Collected data:
Start

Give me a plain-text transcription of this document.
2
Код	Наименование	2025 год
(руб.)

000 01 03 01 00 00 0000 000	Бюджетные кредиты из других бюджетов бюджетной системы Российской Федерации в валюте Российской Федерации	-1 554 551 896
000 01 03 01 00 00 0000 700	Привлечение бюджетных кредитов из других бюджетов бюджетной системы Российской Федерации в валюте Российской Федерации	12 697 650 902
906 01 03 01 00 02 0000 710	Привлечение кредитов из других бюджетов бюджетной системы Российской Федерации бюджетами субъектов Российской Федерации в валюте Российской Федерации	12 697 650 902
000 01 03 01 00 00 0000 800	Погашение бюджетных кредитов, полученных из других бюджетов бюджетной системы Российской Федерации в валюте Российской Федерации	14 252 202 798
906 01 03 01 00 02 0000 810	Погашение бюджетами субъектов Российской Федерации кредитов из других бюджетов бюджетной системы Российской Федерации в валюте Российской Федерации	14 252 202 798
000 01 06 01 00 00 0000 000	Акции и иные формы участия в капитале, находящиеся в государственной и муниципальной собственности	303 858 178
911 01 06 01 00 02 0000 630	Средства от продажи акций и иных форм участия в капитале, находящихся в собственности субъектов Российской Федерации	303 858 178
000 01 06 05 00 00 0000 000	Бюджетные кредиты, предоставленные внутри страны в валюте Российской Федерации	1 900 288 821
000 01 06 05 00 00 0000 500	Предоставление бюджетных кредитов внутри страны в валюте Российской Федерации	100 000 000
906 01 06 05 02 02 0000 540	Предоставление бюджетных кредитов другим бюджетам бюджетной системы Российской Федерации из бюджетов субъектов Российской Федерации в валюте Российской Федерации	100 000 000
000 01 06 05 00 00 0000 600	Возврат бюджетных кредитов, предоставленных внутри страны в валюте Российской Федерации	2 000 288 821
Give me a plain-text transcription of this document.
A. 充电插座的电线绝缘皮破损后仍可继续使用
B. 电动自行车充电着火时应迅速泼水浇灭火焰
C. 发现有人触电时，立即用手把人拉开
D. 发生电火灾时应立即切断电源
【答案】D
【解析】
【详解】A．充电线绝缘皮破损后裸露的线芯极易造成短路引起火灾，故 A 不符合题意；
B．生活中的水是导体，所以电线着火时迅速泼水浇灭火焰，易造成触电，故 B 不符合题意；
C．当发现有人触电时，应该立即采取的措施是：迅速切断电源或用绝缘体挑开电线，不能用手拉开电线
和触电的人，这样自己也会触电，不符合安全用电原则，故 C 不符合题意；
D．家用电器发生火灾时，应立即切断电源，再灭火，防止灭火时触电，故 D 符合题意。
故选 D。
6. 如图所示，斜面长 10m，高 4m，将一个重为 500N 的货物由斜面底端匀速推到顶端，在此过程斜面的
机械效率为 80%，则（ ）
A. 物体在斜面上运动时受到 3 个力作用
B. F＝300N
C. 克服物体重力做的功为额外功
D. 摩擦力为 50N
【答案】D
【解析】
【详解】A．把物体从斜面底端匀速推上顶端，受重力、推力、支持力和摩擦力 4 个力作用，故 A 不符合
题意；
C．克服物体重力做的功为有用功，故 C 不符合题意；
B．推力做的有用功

End

In the entries above, count each line with "бюджетами"; reply with the total only.

2